Figure record listings
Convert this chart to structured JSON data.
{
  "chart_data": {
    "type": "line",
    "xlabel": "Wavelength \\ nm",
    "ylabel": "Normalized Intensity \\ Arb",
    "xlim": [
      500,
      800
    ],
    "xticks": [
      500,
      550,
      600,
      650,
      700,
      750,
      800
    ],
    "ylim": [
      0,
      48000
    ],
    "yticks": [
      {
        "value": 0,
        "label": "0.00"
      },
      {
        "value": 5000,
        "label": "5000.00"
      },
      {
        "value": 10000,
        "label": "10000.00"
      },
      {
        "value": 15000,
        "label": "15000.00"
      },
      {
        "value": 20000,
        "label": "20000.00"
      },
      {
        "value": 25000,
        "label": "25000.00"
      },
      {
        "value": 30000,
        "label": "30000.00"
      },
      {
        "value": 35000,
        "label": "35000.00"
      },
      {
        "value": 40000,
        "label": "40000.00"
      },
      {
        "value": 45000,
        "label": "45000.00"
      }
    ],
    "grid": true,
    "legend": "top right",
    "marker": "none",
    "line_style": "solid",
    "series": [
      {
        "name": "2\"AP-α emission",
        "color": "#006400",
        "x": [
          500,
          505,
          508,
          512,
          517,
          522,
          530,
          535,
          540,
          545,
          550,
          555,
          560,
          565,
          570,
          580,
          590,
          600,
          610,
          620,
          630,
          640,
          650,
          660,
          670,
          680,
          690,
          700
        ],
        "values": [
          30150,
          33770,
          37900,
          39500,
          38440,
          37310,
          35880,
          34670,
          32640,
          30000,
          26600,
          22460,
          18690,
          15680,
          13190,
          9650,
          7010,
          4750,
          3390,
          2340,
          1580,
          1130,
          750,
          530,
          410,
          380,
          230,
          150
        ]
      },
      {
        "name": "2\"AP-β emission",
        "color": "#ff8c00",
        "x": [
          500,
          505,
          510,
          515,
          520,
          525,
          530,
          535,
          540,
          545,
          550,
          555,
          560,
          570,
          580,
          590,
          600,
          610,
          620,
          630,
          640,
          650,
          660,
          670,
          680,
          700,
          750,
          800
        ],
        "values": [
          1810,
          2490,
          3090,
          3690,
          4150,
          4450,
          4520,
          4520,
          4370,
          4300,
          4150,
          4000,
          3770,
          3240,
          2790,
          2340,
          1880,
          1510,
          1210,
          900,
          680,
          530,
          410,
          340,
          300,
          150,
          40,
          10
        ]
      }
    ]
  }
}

• _Instructions to follow_: Output an exact copy of each record.

• _Task answer_:
Convert this chart to structured JSON data.
{
  "chart_data": {
    "type": "line",
    "xlabel": "Wavelength \\ nm",
    "ylabel": "Normalized Intensity \\ Arb",
    "xlim": [
      500,
      800
    ],
    "xticks": [
      500,
      550,
      600,
      650,
      700,
      750,
      800
    ],
    "ylim": [
      0,
      48000
    ],
    "yticks": [
      {
        "value": 0,
        "label": "0.00"
      },
      {
        "value": 5000,
        "label": "5000.00"
      },
      {
        "value": 10000,
        "label": "10000.00"
      },
      {
        "value": 15000,
        "label": "15000.00"
      },
      {
        "value": 20000,
        "label": "20000.00"
      },
      {
        "value": 25000,
        "label": "25000.00"
      },
      {
        "value": 30000,
        "label": "30000.00"
      },
      {
        "value": 35000,
        "label": "35000.00"
      },
      {
        "value": 40000,
        "label": "40000.00"
      },
      {
        "value": 45000,
        "label": "45000.00"
      }
    ],
    "grid": true,
    "legend": "top right",
    "marker": "none",
    "line_style": "solid",
    "series": [
      {
        "name": "2\"AP-α emission",
        "color": "#006400",
        "x": [
          500,
          505,
          508,
          512,
          517,
          522,
          530,
          535,
          540,
          545,
          550,
          555,
          560,
          565,
          570,
          580,
          590,
          600,
          610,
          620,
          630,
          640,
          650,
          660,
          670,
          680,
          690,
          700
        ],
        "values": [
          30150,
          33770,
          37900,
          39500,
          38440,
          37310,
          35880,
          34670,
          32640,
          30000,
          26600,
          22460,
          18690,
          15680,
          13190,
          9650,
          7010,
          4750,
          3390,
          2340,
          1580,
          1130,
          750,
          530,
          410,
          380,
          230,
          150
        ]
      },
      {
        "name": "2\"AP-β emission",
        "color": "#ff8c00",
        "x": [
          500,
          505,
          510,
          515,
          520,
          525,
          530,
          535,
          540,
          545,
          550,
          555,
          560,
          570,
          580,
          590,
          600,
          610,
          620,
          630,
          640,
          650,
          660,
          670,
          680,
          700,
          750,
          800
        ],
        "values": [
          1810,
          2490,
          3090,
          3690,
          4150,
          4450,
          4520,
          4520,
          4370,
          4300,
          4150,
          4000,
          3770,
          3240,
          2790,
          2340,
          1880,
          1510,
          1210,
          900,
          680,
          530,
          410,
          340,
          300,
          150,
          40,
          10
        ]
      }
    ]
  }
}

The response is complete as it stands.